Items from a figure collection:

::::::::

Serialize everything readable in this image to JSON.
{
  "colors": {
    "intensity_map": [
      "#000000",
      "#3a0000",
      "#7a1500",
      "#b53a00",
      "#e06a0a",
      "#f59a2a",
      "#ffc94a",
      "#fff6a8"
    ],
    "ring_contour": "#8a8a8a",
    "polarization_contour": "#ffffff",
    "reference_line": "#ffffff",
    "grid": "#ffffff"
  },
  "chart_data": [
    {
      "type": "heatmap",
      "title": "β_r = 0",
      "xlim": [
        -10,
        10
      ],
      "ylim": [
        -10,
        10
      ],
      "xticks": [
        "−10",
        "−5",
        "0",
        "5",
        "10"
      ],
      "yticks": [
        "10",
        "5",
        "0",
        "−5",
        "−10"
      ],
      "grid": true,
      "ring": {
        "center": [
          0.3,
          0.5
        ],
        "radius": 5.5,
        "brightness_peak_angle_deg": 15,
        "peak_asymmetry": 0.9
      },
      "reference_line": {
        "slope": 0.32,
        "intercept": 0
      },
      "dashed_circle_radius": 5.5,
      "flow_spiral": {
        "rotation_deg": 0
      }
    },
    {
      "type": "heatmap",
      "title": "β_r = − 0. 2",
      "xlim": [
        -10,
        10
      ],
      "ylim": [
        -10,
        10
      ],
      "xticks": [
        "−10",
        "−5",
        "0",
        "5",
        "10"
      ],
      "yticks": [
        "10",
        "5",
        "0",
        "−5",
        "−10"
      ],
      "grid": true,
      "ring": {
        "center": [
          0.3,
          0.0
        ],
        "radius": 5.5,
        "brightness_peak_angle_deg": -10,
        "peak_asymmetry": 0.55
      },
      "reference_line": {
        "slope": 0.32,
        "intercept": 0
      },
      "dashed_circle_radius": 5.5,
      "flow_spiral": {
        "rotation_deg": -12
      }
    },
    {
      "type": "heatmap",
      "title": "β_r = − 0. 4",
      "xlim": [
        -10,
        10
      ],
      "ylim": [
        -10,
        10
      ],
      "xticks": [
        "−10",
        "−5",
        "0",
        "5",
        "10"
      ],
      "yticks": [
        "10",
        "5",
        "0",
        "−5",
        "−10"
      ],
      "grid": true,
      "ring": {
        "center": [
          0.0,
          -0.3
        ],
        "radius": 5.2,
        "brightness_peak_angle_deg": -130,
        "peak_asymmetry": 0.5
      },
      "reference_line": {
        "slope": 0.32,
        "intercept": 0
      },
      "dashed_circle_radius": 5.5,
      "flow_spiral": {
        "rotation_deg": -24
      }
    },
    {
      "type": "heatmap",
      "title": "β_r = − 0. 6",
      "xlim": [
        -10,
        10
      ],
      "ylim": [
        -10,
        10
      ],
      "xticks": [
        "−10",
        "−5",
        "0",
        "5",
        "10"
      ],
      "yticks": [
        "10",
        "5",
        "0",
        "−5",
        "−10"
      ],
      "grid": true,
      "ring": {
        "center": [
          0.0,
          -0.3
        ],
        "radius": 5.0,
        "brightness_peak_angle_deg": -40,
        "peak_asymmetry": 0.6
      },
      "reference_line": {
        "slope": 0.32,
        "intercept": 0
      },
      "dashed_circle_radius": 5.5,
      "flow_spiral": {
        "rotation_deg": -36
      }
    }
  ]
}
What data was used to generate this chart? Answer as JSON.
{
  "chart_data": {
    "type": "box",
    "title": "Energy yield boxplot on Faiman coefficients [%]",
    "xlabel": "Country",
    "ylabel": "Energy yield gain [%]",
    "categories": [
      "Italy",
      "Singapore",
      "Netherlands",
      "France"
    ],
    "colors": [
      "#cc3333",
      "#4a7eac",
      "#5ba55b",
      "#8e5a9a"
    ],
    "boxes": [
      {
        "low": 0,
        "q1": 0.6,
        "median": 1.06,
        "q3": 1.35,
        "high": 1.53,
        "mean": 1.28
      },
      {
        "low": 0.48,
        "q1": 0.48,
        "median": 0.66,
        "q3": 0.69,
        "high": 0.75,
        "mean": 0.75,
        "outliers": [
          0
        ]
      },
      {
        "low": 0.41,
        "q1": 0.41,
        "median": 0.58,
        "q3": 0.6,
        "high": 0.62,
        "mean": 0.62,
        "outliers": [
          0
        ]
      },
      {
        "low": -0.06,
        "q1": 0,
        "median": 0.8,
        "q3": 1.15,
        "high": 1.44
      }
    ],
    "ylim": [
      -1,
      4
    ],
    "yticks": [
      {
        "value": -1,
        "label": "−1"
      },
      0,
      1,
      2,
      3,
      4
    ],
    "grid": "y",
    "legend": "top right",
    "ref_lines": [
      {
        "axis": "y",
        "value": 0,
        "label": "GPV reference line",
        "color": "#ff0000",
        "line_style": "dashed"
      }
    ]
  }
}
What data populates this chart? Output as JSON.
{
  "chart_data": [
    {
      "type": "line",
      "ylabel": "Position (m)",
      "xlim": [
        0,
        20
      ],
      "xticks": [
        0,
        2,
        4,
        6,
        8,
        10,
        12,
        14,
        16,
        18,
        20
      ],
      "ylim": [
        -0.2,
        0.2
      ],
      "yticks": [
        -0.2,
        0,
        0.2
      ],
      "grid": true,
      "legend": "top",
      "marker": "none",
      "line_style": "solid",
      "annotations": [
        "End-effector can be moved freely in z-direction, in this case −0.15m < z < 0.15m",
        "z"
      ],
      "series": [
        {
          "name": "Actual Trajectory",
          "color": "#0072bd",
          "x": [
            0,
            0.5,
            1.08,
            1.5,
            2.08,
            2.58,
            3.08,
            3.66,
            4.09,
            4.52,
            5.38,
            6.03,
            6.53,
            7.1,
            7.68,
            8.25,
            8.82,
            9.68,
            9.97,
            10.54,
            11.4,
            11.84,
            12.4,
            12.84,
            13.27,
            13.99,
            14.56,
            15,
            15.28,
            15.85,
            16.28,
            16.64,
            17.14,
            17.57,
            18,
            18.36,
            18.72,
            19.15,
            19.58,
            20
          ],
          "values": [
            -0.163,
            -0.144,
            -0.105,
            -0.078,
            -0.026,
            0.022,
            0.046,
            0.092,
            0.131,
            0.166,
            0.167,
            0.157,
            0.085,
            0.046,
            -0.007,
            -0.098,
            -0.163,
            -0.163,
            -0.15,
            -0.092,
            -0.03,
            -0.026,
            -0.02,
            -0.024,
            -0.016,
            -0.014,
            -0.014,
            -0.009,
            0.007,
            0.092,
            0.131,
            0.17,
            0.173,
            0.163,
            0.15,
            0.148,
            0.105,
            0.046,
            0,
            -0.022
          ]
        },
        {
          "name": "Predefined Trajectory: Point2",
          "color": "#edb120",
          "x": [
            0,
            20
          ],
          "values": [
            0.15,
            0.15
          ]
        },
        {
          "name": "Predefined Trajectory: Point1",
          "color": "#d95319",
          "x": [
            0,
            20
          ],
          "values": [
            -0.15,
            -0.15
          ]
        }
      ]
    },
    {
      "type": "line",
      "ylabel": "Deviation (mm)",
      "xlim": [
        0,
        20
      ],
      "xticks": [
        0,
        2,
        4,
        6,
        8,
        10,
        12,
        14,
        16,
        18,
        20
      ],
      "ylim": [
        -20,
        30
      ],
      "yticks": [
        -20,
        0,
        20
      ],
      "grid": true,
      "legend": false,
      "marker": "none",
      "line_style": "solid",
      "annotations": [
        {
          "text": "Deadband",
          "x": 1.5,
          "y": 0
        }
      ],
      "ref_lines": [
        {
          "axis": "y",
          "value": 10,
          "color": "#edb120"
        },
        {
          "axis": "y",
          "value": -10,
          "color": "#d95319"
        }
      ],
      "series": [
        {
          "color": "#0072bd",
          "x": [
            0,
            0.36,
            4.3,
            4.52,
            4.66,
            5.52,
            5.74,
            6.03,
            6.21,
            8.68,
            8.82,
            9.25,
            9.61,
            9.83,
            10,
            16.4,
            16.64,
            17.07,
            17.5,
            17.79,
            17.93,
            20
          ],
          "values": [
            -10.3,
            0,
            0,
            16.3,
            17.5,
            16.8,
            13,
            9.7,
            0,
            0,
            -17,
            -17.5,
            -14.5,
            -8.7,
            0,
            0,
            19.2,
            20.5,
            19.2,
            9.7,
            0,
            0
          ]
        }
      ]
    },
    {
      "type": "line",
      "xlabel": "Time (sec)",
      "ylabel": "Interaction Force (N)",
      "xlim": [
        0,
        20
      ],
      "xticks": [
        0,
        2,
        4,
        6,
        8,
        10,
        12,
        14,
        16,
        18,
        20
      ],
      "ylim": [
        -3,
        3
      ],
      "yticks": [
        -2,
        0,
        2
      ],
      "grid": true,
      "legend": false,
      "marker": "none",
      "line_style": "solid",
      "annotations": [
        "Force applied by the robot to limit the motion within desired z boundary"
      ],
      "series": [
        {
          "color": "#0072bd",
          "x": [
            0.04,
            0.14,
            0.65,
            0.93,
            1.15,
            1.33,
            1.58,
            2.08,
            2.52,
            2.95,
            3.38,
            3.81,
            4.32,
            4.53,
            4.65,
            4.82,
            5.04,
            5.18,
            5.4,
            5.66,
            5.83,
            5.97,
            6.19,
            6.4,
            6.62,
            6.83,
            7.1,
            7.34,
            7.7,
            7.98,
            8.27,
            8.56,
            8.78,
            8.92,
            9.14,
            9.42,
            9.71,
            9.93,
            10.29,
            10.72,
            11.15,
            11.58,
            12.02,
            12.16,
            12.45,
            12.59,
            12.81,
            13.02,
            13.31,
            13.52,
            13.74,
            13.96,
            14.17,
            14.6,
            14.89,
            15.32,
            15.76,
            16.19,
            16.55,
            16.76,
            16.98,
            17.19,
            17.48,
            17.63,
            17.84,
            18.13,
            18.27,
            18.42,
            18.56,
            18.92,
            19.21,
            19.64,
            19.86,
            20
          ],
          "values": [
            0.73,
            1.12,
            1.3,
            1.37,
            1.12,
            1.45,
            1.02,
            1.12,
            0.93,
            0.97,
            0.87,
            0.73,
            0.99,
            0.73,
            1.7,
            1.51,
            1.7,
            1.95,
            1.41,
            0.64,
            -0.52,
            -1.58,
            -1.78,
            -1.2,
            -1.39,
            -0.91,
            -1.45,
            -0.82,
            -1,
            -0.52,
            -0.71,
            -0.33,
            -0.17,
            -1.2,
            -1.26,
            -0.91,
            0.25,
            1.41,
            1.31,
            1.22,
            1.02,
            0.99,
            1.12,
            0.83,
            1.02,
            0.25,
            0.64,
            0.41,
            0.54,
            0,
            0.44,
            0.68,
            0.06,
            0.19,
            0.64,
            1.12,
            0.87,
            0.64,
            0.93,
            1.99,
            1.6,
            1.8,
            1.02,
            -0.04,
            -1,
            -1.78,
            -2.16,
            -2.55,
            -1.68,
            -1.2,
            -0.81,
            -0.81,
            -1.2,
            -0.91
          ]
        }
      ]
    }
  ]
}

::::::::

* Brief:
Extract every line containing the string "ylabel" from the data above.

* Exercise solution:
    "ylabel": "Energy yield gain [%]",
      "ylabel": "Position (m)",
      "ylabel": "Deviation (mm)",
      "ylabel": "Interaction Force (N)",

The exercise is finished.